**SET TASK**
Count how many lines below include the string "matrix", and give that number without anything else.
──────── SOURCE RECORDS ────────
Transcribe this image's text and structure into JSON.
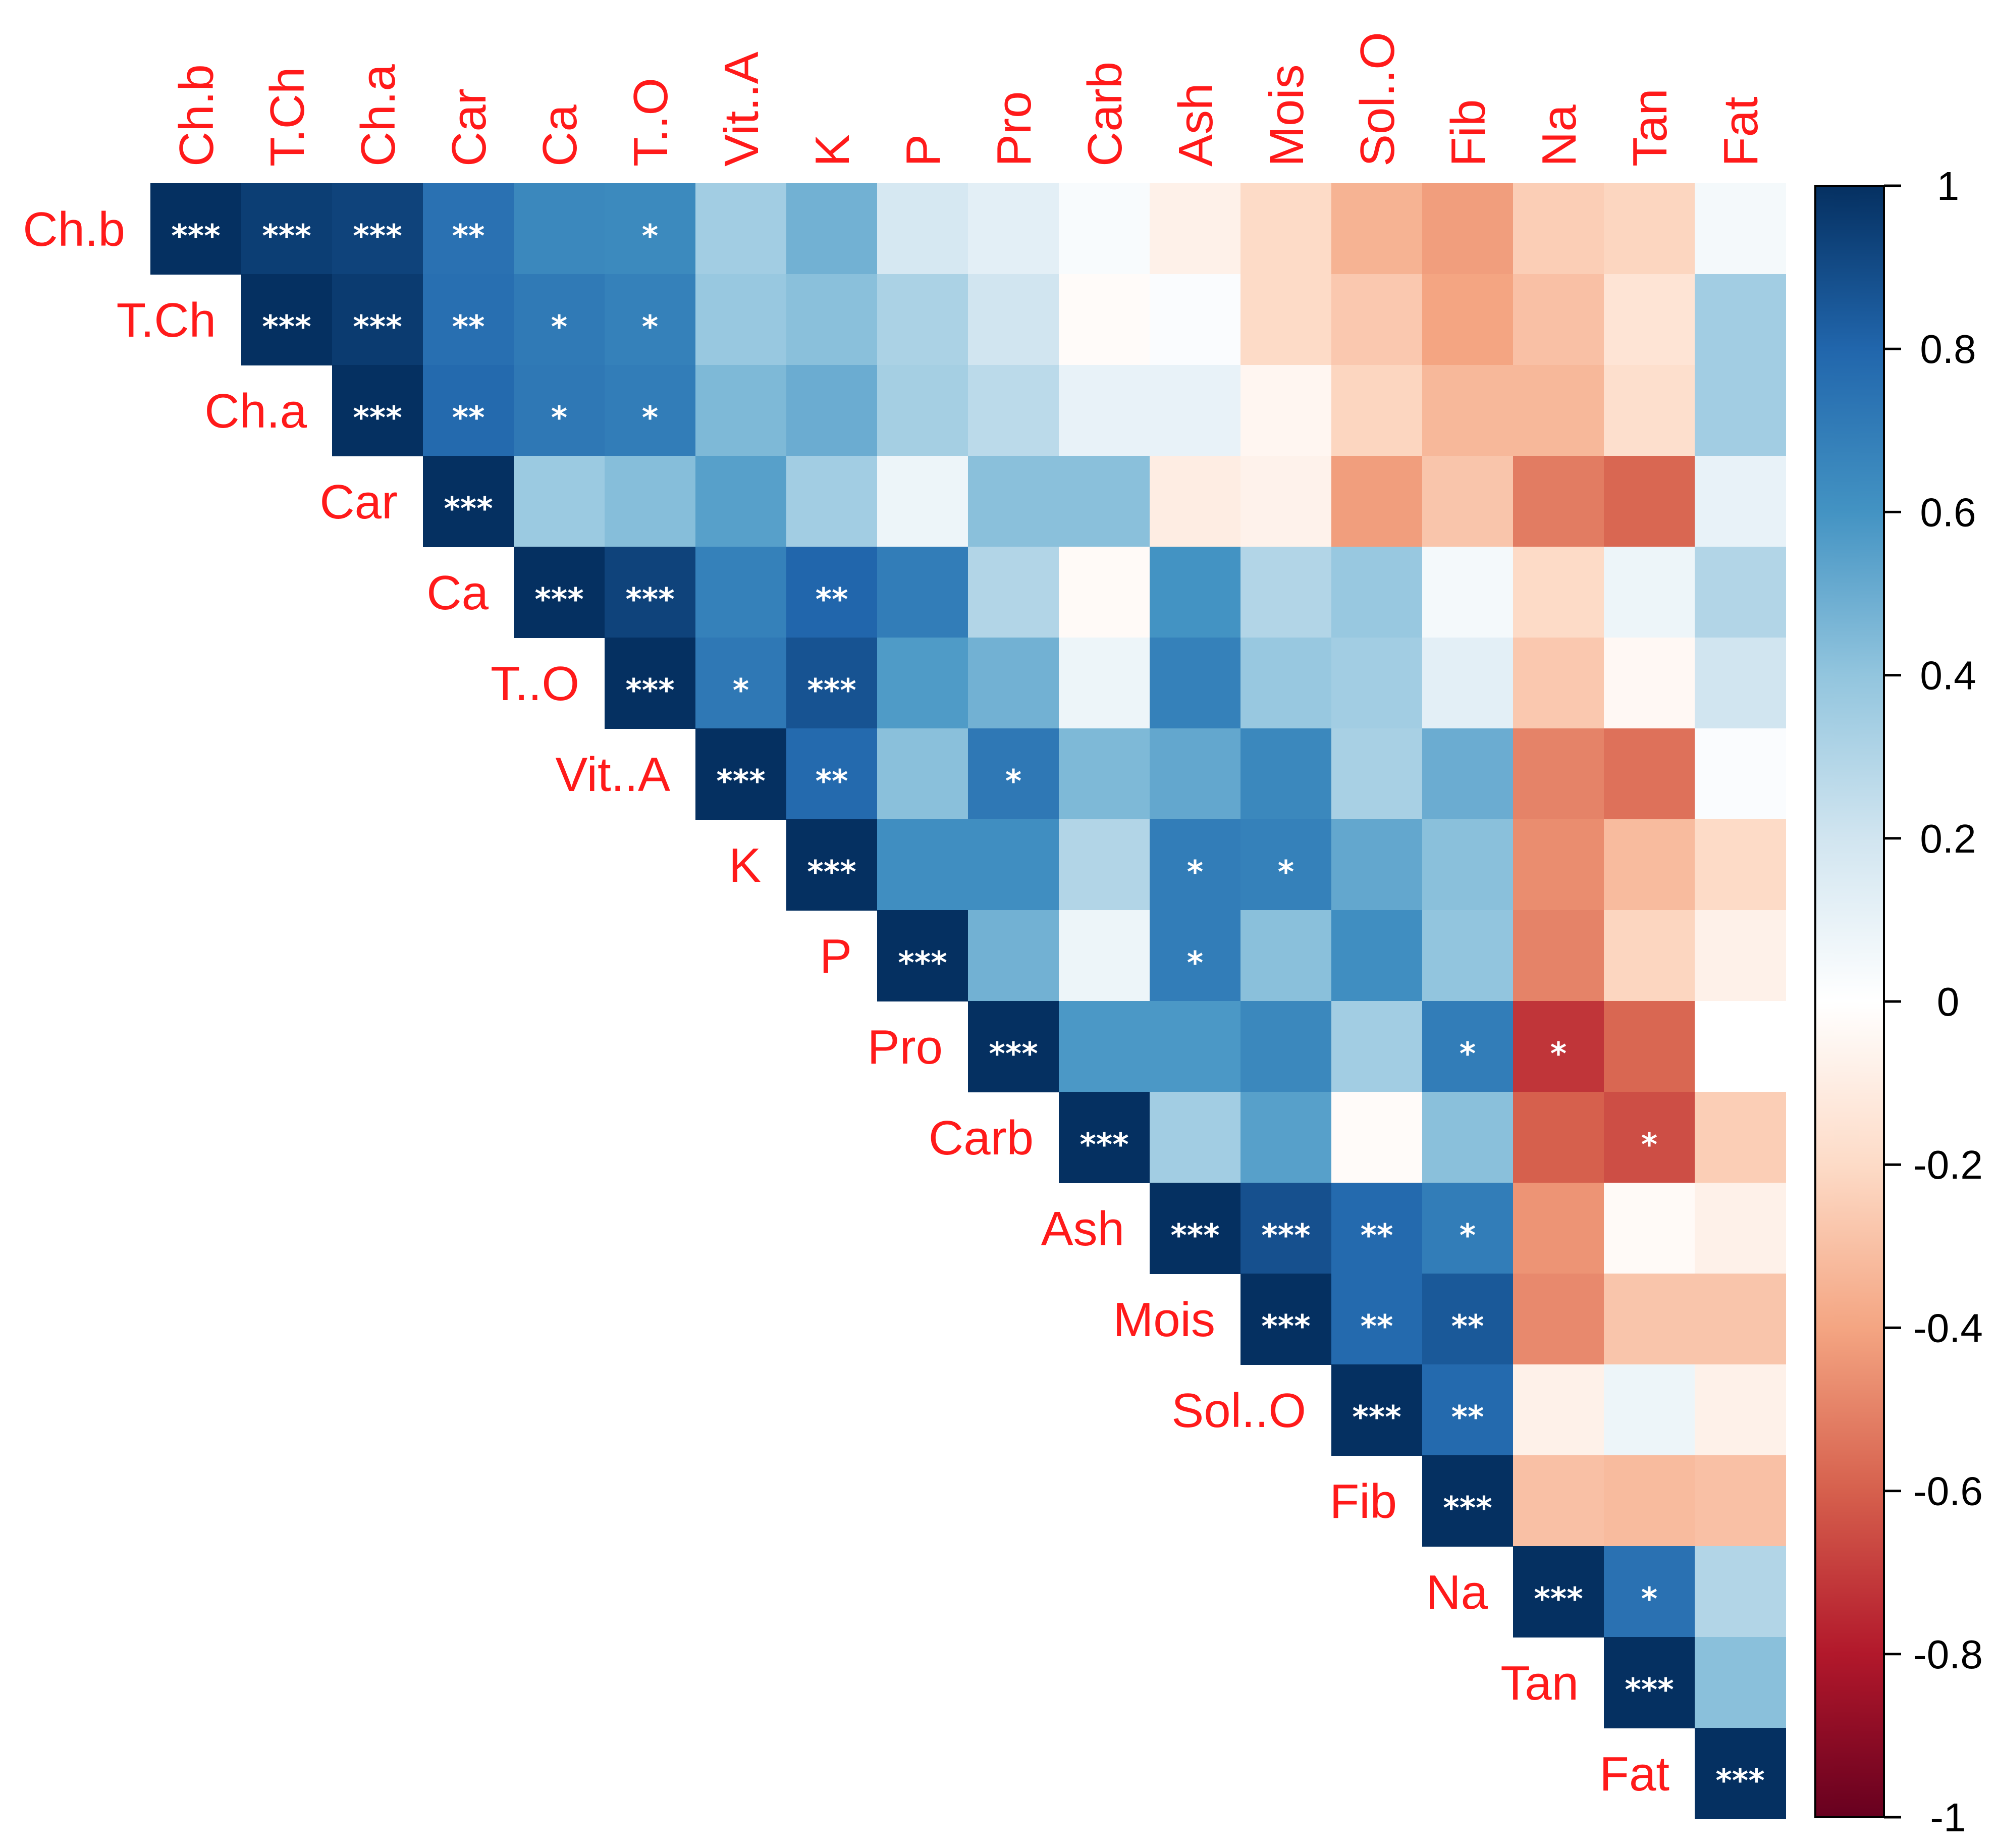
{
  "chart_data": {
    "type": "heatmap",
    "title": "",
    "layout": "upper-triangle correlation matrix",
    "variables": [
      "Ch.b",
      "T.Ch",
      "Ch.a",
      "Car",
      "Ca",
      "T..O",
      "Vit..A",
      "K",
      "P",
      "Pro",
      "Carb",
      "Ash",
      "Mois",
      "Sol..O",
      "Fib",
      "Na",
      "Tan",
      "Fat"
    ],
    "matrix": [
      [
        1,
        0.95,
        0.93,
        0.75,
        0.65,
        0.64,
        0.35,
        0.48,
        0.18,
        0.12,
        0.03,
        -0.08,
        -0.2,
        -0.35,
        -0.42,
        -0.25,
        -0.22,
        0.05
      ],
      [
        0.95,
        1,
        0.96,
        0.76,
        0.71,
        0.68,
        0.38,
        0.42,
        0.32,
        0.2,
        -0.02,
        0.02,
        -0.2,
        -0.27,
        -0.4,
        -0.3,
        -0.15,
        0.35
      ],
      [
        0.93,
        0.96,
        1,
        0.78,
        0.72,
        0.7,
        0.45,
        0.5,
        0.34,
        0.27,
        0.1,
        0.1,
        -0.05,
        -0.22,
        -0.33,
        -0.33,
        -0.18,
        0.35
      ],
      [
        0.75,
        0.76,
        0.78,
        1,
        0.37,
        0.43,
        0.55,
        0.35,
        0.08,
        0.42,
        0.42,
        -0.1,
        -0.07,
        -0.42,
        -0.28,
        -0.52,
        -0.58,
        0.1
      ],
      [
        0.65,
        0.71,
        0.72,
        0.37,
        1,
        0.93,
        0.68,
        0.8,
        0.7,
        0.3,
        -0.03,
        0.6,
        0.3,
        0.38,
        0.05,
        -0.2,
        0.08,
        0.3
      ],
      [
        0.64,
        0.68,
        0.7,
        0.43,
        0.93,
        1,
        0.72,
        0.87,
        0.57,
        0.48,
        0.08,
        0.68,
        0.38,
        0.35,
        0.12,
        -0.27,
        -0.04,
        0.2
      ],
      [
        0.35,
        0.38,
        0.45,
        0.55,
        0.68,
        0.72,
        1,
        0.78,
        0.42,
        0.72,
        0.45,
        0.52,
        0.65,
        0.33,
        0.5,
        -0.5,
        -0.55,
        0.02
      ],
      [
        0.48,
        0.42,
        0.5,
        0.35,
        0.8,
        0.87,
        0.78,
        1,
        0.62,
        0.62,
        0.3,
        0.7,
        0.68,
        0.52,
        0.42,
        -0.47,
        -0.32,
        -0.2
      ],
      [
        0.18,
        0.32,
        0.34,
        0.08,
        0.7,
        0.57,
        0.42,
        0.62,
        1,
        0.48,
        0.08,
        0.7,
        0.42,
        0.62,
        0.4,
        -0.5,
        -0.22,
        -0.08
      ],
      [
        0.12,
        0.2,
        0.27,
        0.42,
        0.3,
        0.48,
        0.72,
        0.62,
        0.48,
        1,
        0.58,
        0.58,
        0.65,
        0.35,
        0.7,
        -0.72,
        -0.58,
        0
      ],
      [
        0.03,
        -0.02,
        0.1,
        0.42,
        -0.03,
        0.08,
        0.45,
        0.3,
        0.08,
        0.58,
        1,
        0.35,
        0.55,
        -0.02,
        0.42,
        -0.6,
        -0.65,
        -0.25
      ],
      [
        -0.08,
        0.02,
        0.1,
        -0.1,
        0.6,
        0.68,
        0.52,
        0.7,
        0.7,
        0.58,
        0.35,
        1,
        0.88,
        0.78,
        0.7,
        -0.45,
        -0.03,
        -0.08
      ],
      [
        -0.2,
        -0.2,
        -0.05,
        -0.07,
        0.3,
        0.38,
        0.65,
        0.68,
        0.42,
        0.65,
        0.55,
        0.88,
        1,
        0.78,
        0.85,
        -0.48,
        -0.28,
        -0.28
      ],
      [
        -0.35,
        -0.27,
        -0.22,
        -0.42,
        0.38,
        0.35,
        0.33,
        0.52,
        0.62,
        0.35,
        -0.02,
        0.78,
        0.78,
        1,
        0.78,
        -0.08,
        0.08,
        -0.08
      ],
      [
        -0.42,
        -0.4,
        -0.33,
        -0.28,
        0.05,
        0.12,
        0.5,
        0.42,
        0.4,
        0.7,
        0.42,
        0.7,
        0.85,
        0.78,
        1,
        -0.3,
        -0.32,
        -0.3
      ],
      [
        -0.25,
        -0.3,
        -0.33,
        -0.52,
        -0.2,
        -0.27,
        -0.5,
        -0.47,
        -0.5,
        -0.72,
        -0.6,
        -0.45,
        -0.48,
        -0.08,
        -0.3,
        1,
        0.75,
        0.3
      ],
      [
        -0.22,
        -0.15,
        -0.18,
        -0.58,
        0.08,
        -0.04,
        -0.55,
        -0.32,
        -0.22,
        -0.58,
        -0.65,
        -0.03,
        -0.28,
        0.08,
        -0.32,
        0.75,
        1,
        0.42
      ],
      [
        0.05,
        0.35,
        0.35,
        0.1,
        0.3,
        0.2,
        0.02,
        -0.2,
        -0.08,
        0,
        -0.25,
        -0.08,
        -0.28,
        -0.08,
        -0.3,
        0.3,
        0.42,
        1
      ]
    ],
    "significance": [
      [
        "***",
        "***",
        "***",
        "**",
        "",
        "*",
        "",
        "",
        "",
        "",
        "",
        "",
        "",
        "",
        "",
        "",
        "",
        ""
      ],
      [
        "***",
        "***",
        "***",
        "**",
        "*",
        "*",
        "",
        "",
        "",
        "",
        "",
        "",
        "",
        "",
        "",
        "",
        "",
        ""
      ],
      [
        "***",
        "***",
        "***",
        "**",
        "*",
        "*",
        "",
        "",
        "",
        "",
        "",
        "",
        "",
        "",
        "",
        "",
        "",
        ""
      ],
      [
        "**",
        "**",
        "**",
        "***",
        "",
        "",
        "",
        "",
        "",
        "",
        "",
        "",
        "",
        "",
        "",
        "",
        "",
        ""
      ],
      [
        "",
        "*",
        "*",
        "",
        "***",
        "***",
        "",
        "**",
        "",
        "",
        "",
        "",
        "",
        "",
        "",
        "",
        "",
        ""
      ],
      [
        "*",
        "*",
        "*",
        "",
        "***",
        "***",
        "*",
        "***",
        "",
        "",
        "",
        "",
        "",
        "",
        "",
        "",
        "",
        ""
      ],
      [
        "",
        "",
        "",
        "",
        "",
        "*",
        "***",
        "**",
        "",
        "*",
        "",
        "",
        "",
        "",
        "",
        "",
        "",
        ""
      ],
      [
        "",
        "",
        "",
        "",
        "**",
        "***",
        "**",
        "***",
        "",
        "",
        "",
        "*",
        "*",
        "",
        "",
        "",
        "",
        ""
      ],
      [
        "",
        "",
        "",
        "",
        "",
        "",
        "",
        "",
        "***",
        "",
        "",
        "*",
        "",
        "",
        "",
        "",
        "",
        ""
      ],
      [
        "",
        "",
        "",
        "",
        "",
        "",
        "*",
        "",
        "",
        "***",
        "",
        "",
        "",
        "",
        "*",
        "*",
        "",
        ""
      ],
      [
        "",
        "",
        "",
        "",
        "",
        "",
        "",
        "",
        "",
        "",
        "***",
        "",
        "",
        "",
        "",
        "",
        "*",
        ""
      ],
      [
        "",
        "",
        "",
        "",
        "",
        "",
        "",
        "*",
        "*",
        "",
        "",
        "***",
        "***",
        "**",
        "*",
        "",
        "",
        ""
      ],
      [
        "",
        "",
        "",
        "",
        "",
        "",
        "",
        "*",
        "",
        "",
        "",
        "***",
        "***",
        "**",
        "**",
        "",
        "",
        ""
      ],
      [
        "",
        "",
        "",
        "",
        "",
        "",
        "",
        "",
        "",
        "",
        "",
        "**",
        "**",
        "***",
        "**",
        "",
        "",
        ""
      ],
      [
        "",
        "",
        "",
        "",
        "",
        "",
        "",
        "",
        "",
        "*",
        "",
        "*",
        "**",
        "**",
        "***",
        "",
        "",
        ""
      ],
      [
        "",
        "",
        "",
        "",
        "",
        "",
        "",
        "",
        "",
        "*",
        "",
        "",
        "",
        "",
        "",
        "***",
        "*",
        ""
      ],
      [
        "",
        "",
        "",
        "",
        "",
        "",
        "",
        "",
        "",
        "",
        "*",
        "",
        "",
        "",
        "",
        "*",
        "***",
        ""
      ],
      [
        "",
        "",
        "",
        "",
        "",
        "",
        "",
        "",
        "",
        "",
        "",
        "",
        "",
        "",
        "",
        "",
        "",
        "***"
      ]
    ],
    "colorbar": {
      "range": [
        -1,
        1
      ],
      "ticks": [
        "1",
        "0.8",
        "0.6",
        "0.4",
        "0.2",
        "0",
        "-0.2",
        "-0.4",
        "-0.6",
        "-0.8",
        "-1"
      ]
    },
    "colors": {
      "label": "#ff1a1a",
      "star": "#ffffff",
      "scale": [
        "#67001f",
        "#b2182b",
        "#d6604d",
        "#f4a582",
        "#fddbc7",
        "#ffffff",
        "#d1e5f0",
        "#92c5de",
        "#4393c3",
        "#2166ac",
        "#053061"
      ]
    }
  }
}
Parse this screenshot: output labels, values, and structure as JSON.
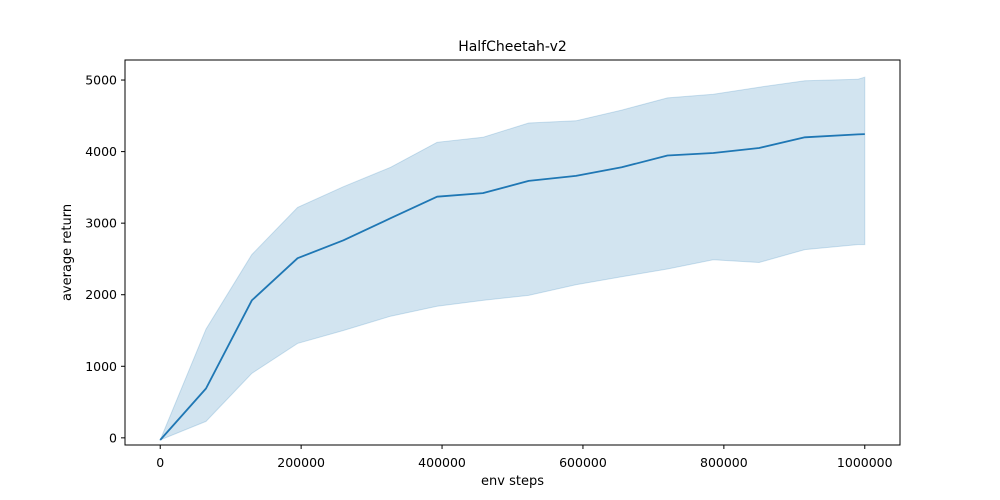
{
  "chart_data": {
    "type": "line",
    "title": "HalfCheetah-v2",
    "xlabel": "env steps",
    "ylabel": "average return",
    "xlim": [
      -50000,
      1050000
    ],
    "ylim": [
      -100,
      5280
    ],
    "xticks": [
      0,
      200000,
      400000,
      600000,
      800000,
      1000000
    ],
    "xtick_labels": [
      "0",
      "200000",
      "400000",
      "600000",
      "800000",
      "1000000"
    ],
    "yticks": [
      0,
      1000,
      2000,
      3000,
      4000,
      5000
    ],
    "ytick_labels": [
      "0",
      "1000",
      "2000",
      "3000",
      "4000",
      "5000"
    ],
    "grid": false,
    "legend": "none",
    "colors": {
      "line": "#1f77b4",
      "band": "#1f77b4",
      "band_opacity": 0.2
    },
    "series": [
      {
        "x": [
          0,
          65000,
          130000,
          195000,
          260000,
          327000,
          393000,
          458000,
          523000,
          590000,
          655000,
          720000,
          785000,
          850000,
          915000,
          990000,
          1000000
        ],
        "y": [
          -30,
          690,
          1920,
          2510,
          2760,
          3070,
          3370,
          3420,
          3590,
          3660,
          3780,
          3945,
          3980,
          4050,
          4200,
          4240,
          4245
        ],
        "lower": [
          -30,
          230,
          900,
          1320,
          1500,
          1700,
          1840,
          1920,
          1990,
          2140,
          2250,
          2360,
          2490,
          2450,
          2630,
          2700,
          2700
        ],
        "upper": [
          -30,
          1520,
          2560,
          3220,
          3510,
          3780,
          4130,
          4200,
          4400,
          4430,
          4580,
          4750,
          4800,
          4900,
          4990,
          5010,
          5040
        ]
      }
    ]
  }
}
────────
**FINISHED EXERCISE**
2